**THE REQUEST:**
Return only the number of lines that hold "wind".

------ SUPPLIED INFORMATION ------

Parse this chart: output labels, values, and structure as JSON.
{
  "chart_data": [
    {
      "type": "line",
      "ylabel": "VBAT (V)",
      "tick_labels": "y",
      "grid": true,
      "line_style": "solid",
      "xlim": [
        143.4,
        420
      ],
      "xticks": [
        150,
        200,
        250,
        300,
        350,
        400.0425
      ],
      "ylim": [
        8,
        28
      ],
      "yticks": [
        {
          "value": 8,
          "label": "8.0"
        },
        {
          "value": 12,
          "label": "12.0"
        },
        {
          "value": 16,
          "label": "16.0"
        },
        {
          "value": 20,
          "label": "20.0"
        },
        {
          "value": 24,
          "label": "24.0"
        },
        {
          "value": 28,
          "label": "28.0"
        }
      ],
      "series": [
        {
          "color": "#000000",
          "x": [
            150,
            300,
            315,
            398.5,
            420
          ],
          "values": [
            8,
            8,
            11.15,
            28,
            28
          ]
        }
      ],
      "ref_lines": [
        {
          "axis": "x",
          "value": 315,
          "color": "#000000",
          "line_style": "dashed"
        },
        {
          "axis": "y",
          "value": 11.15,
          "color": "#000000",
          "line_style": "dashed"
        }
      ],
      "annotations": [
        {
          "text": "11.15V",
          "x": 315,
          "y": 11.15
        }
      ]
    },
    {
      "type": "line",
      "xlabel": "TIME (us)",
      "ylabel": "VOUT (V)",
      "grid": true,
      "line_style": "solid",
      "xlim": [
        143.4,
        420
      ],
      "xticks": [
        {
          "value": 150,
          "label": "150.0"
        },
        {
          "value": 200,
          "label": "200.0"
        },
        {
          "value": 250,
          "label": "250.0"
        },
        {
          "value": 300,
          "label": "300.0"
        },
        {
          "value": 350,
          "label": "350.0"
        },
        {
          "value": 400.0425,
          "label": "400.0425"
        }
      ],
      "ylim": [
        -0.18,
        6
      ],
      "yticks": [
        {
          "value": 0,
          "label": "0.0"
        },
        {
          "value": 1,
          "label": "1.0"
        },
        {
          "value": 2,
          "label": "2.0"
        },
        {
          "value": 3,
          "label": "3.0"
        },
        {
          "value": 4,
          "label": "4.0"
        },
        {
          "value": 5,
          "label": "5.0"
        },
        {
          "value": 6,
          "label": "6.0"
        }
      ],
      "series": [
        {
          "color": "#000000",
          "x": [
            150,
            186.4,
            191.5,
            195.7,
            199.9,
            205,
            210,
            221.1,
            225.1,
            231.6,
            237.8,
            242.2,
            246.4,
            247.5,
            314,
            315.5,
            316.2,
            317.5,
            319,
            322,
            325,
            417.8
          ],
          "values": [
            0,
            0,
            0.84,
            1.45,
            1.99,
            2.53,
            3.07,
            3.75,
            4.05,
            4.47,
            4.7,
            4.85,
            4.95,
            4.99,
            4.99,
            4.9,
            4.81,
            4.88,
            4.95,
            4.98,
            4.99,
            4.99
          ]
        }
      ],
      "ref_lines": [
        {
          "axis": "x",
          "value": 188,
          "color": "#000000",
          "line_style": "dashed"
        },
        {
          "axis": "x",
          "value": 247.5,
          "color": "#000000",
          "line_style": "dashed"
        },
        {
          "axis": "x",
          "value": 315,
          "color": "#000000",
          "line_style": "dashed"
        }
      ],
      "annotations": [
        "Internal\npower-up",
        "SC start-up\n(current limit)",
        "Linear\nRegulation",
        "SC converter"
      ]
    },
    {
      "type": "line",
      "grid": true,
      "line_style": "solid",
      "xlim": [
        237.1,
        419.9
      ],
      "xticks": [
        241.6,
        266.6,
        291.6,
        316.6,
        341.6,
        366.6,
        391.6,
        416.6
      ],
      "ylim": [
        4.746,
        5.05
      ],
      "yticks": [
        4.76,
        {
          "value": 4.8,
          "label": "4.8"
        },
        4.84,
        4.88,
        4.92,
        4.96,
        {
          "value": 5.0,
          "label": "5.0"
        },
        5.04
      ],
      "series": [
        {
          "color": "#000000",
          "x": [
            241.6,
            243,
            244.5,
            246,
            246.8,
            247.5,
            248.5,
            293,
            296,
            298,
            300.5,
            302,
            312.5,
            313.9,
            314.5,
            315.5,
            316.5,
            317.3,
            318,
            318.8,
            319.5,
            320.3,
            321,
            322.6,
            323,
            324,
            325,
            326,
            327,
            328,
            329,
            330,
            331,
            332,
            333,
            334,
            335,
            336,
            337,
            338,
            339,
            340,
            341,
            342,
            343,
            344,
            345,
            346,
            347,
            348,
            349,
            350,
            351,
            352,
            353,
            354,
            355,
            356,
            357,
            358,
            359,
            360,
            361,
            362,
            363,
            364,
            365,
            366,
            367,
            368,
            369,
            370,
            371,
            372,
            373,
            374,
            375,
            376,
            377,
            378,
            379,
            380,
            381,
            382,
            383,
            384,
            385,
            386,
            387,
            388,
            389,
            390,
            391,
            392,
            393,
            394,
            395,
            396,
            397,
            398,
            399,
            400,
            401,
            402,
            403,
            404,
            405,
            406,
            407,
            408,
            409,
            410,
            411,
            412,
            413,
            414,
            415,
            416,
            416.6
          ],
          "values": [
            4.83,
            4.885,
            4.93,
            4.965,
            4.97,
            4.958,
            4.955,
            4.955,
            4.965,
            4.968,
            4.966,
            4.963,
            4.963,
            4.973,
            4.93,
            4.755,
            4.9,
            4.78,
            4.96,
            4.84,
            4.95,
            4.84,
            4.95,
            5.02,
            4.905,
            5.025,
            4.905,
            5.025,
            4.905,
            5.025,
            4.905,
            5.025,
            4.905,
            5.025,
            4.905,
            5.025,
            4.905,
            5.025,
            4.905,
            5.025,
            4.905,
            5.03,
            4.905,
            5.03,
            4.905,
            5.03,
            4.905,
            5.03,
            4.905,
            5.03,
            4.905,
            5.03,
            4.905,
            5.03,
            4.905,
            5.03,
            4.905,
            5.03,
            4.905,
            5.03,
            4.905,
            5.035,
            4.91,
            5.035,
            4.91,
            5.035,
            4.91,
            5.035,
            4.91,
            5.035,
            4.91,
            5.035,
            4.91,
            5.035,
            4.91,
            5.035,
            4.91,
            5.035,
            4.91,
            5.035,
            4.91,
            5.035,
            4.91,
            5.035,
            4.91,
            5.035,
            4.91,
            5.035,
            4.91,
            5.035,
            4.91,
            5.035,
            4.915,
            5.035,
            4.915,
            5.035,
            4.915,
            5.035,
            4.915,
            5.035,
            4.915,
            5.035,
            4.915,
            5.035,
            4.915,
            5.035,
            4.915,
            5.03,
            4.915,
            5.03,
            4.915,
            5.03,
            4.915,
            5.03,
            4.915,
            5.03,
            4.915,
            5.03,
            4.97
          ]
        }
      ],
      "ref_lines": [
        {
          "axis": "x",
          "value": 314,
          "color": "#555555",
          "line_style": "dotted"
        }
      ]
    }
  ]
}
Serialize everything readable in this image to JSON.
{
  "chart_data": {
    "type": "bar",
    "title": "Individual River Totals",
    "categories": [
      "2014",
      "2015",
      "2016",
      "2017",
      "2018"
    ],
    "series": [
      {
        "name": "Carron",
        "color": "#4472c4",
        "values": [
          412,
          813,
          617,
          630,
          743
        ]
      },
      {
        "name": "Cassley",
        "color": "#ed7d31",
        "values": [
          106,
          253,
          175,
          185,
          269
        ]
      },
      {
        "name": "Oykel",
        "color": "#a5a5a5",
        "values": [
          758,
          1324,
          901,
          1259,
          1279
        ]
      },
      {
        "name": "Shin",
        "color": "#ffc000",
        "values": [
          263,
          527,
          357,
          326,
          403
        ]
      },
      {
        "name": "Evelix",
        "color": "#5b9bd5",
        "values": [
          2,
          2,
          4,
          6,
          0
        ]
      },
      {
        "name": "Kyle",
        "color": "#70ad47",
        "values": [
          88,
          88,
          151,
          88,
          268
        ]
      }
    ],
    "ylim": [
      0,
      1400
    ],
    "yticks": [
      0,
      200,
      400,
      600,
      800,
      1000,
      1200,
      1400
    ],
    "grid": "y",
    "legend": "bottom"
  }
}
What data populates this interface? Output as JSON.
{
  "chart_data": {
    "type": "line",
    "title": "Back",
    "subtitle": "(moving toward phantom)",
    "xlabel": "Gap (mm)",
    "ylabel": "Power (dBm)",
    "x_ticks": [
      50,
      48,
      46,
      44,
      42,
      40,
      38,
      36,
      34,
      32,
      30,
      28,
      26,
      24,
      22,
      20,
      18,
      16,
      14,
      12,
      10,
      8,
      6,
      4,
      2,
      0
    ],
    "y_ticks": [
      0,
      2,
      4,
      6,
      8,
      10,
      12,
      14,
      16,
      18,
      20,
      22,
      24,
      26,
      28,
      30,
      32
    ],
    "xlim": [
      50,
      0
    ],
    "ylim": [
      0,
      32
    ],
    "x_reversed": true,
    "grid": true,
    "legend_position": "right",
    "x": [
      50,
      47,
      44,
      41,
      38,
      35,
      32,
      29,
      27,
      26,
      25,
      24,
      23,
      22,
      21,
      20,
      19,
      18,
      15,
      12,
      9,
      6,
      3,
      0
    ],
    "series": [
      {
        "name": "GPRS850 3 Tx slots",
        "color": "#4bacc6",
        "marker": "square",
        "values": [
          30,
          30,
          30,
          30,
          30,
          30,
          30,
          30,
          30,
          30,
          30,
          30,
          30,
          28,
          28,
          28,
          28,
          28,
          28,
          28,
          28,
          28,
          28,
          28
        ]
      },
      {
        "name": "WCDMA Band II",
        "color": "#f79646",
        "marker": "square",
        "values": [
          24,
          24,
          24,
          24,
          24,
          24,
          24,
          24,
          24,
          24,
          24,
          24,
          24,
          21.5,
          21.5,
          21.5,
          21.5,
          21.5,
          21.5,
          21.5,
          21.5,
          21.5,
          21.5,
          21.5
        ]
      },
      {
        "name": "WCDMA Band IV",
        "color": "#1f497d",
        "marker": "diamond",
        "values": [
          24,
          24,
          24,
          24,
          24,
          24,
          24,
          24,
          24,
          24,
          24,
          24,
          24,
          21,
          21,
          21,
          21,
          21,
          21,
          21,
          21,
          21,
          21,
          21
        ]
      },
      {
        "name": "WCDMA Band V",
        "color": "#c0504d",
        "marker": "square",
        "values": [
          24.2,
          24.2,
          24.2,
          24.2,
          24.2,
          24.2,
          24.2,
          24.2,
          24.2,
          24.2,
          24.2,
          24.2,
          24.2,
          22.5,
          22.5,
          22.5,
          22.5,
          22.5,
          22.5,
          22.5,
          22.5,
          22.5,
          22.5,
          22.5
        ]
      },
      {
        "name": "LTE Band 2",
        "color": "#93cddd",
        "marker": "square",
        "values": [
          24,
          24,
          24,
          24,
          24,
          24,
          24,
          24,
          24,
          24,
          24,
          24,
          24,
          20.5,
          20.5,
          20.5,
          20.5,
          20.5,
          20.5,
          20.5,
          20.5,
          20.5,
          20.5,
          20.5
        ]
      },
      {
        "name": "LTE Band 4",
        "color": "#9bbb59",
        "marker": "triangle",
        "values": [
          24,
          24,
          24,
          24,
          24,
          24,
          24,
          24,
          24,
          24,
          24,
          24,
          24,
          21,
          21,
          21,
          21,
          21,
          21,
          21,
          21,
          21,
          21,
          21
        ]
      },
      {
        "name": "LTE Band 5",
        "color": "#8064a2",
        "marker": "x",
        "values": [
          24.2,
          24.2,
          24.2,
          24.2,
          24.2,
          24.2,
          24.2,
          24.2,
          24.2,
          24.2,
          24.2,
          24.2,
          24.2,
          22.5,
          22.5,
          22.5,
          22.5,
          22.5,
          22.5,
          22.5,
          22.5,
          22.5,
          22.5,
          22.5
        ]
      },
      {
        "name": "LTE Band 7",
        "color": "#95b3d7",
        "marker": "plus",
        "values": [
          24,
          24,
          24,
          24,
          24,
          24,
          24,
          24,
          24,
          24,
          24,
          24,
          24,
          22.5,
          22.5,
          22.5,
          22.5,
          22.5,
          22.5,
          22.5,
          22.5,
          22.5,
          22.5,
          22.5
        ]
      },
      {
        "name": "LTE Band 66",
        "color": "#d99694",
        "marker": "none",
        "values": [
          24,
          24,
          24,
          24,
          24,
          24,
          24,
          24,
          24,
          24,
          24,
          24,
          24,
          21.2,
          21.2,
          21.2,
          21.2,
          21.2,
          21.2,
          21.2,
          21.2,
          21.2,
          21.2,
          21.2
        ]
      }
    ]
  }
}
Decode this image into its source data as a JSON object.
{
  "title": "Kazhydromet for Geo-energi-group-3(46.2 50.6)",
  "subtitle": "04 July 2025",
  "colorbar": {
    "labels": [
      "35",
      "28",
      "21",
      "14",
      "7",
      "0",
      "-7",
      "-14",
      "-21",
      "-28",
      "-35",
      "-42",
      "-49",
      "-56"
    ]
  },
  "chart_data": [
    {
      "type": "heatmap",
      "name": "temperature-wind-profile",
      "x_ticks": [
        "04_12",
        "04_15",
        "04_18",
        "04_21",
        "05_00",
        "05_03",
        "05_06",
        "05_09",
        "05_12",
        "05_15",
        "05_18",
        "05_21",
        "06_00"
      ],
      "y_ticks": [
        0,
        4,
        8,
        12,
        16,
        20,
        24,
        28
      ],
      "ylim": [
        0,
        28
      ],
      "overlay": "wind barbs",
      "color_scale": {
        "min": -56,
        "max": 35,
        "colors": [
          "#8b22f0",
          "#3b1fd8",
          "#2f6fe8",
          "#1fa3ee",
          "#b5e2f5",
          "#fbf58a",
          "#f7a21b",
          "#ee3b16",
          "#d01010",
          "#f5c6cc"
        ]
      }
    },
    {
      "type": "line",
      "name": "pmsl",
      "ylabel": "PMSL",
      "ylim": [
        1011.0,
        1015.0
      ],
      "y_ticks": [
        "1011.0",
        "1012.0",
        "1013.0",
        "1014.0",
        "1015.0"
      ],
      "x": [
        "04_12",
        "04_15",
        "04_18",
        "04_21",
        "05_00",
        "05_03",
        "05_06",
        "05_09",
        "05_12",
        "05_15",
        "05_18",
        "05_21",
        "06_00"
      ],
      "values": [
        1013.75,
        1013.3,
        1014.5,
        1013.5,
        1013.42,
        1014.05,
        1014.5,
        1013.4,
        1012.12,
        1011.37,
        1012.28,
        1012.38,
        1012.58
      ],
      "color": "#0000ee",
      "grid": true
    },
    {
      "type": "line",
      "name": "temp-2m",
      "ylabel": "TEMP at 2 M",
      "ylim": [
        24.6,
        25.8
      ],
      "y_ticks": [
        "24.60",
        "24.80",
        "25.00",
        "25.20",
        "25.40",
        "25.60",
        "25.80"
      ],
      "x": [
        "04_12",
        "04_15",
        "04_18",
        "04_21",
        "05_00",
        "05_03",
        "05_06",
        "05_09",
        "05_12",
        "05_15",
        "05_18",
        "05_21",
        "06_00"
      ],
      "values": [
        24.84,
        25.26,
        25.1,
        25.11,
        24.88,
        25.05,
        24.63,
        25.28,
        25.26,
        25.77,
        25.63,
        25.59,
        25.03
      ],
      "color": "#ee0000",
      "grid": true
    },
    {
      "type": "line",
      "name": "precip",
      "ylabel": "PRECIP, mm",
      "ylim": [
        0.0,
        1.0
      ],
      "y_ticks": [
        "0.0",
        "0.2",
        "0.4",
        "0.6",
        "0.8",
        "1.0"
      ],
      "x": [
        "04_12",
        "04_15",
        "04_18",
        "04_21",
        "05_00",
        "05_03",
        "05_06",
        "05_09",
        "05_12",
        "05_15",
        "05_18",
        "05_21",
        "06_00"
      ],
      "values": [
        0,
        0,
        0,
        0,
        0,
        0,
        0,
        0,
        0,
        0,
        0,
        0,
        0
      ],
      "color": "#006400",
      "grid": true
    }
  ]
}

------

**EXERCISE ANSWER:**
2